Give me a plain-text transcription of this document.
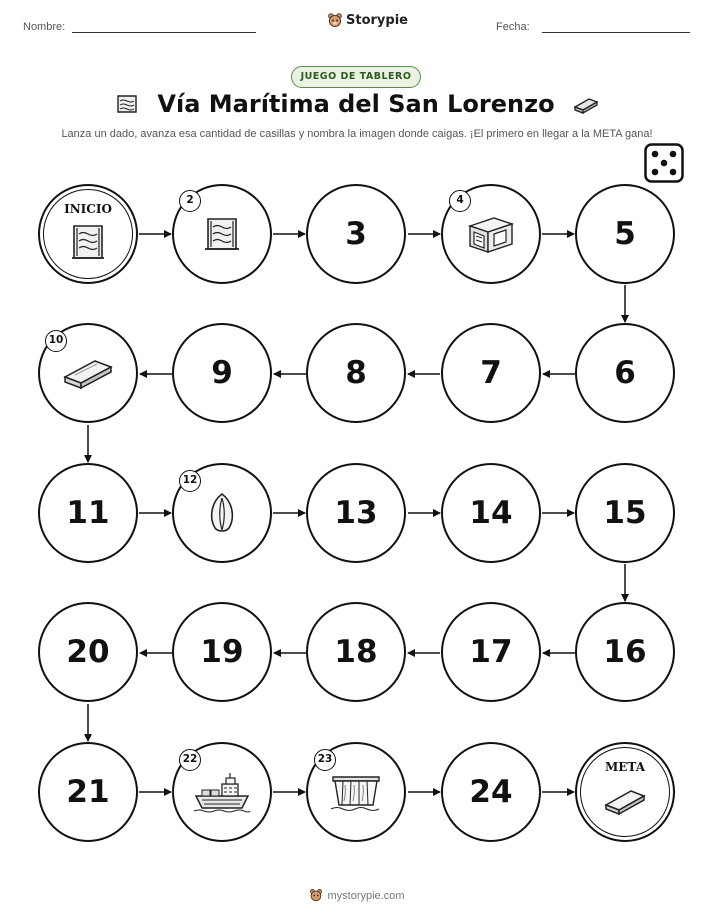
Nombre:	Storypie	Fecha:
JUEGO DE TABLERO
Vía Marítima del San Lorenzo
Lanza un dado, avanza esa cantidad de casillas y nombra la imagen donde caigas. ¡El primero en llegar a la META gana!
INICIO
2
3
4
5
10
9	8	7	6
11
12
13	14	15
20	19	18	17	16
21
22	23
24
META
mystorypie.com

###

- Problem statement
The records above need to be given again exactly. Omit the pictures.

- Worked answer
Give me a plain-text transcription of this document.
Nombre:	Storypie	Fecha:
JUEGO DE TABLERO
Vía Marítima del San Lorenzo
Lanza un dado, avanza esa cantidad de casillas y nombra la imagen donde caigas. ¡El primero en llegar a la META gana!
INICIO
2
3
4
5
10
9	8	7	6
11
12
13	14	15
20	19	18	17	16
21
22	23
24
META
mystorypie.com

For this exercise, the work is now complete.